§ **Work to complete**
For each line in the data below that holds "Internet", return a copy.

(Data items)
· · · ·

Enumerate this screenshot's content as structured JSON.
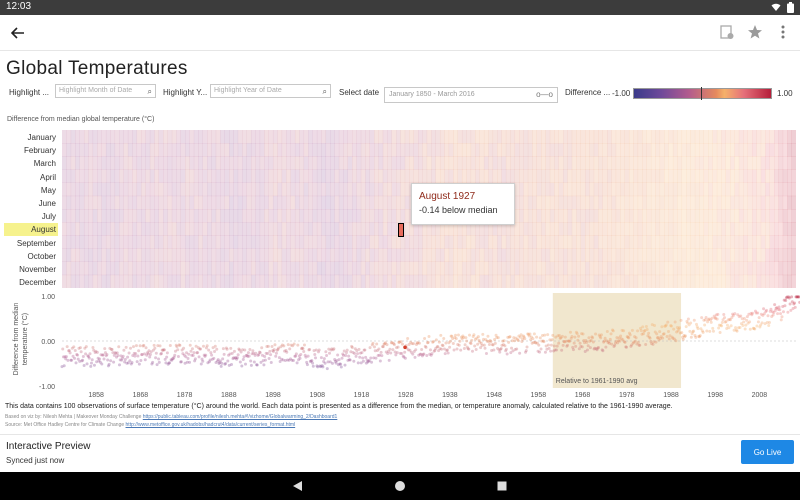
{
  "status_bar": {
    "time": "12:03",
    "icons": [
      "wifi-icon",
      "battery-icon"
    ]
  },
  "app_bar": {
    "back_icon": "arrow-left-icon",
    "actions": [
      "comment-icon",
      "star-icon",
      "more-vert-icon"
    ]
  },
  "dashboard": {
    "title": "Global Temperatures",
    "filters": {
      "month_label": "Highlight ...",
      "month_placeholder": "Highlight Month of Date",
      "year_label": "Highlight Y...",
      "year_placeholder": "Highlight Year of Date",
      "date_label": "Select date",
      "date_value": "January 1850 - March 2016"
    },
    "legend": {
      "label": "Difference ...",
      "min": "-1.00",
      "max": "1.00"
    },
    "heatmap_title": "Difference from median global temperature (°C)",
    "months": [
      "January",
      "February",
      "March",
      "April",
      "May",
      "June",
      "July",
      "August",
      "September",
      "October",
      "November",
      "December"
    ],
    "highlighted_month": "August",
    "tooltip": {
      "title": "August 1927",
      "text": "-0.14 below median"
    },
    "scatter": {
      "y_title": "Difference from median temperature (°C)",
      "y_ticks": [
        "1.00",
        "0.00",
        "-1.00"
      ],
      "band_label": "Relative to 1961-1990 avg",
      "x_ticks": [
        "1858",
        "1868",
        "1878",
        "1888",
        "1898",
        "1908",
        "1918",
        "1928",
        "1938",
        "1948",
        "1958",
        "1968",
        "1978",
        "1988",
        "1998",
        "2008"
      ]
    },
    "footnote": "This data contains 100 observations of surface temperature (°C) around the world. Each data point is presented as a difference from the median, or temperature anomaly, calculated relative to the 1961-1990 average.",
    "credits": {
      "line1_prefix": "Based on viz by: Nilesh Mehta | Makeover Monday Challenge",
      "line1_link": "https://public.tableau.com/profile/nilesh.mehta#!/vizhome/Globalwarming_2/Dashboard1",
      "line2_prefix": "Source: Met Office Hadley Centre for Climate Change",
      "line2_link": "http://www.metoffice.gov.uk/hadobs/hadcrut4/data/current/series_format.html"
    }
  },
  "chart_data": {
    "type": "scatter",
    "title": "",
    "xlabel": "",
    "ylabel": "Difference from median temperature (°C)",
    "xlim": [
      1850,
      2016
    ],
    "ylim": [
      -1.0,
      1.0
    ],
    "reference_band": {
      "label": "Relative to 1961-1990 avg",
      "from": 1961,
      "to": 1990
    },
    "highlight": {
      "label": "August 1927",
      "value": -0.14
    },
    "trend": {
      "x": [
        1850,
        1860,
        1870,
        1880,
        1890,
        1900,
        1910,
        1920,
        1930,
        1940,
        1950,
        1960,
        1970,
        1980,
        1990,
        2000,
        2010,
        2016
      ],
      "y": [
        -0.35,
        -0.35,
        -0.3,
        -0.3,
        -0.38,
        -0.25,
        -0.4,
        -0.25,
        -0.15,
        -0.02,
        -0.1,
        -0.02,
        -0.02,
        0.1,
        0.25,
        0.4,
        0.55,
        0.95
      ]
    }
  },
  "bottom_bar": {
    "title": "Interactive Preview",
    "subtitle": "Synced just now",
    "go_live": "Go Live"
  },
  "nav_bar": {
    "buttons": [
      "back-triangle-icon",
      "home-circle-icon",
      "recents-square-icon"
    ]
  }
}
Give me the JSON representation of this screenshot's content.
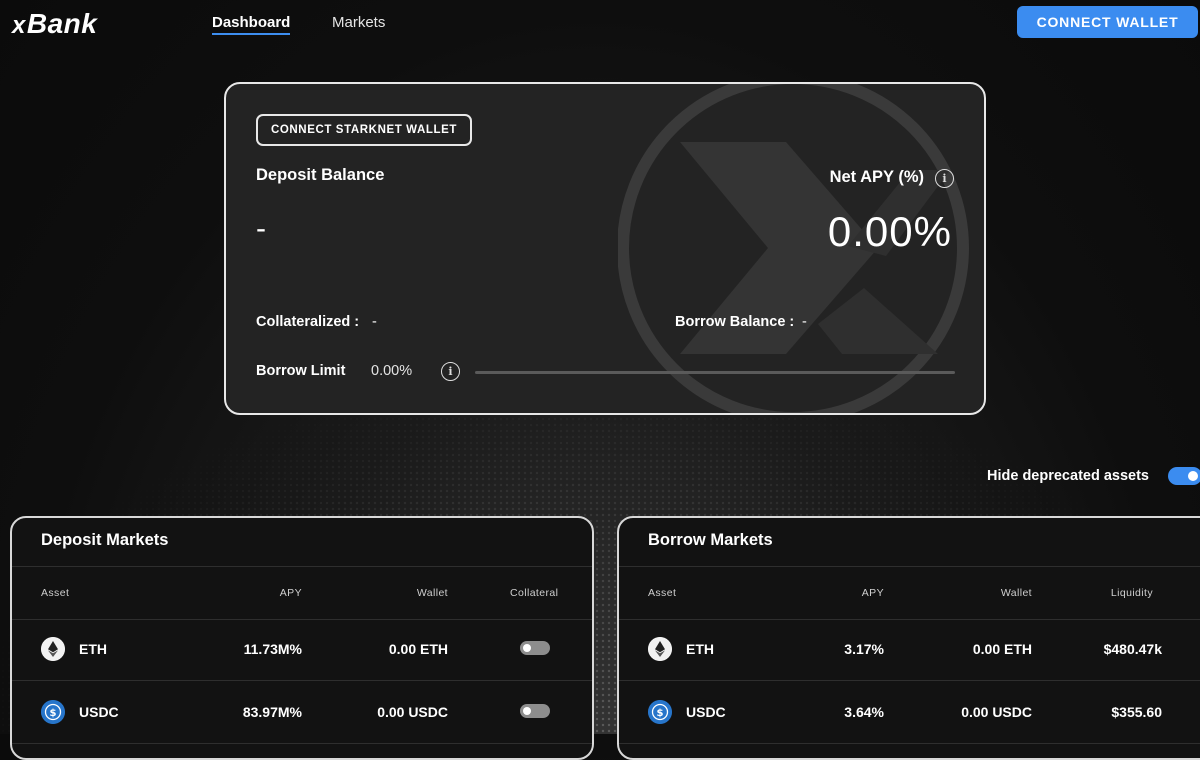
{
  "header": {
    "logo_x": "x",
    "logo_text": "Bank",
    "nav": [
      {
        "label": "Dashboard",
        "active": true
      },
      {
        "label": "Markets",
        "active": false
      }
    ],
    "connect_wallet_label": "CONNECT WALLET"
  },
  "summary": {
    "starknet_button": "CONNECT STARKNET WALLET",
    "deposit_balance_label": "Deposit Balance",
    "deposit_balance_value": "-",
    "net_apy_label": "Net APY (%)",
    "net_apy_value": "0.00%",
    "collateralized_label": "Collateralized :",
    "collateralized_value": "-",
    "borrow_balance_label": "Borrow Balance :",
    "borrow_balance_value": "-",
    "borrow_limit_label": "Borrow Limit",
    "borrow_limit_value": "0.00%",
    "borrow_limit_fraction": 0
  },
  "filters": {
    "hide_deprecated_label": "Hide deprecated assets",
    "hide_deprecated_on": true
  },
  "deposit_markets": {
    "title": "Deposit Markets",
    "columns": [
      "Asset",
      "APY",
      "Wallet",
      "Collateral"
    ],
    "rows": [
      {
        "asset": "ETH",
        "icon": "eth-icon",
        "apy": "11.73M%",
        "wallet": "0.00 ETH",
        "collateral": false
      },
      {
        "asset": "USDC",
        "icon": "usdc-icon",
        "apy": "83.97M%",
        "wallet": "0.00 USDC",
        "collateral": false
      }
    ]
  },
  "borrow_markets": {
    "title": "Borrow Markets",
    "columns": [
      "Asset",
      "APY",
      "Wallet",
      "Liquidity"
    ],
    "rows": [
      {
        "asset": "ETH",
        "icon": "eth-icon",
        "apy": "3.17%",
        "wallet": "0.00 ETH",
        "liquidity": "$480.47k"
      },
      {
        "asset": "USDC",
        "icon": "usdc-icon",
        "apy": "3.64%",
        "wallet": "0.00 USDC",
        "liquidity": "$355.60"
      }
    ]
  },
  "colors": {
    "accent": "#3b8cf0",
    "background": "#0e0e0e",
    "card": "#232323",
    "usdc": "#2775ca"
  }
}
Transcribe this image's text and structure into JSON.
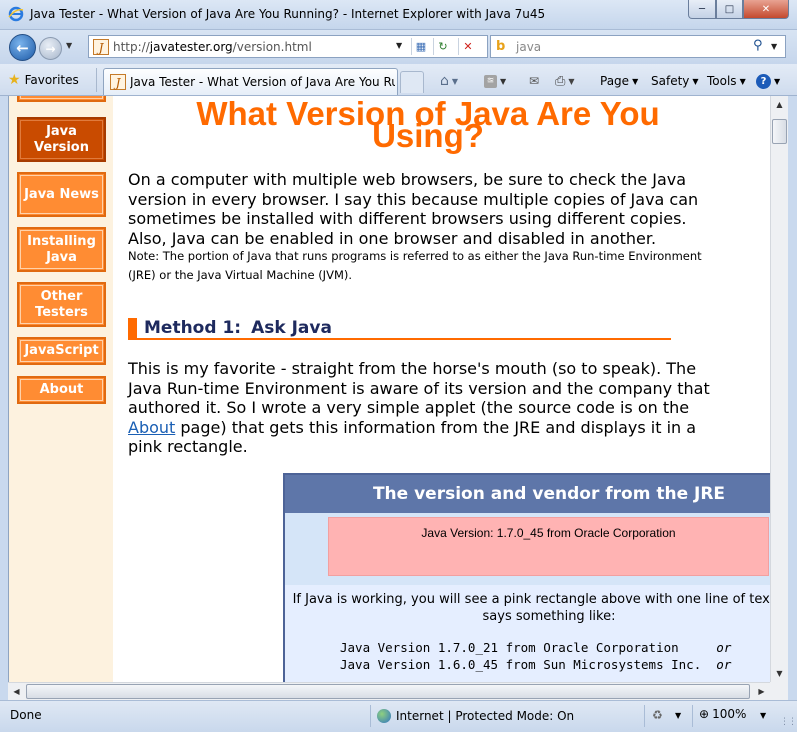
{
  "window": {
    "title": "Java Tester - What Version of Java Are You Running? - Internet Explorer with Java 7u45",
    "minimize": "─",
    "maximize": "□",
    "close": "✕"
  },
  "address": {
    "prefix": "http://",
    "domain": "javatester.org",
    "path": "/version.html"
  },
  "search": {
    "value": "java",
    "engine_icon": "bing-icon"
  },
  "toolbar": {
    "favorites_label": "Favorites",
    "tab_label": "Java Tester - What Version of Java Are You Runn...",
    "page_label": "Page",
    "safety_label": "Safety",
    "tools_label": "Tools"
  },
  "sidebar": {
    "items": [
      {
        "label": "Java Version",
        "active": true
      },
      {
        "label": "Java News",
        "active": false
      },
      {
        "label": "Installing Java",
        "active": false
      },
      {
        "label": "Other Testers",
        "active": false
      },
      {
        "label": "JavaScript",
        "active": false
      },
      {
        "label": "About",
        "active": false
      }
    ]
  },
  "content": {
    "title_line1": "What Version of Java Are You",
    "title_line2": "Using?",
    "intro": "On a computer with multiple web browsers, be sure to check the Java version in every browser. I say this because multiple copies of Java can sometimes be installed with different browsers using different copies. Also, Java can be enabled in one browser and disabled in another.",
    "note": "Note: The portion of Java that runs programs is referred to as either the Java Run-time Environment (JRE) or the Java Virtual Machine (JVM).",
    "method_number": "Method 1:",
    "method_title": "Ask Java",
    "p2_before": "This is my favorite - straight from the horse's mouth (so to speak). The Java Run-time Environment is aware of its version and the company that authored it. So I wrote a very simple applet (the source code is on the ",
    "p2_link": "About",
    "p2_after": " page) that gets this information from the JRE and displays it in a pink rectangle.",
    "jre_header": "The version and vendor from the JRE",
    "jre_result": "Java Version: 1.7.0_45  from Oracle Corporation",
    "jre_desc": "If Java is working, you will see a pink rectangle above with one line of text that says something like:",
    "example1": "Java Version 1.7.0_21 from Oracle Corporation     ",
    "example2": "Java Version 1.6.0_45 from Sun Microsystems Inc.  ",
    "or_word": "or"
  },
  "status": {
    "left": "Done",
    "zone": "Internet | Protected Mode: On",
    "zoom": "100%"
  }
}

· · · ·

§ **Solution to this exercise**
    "title": "Java Tester - What Version of Java Are You Running? - Internet Explorer with Java 7u45",
    "zone": "Internet | Protected Mode: On",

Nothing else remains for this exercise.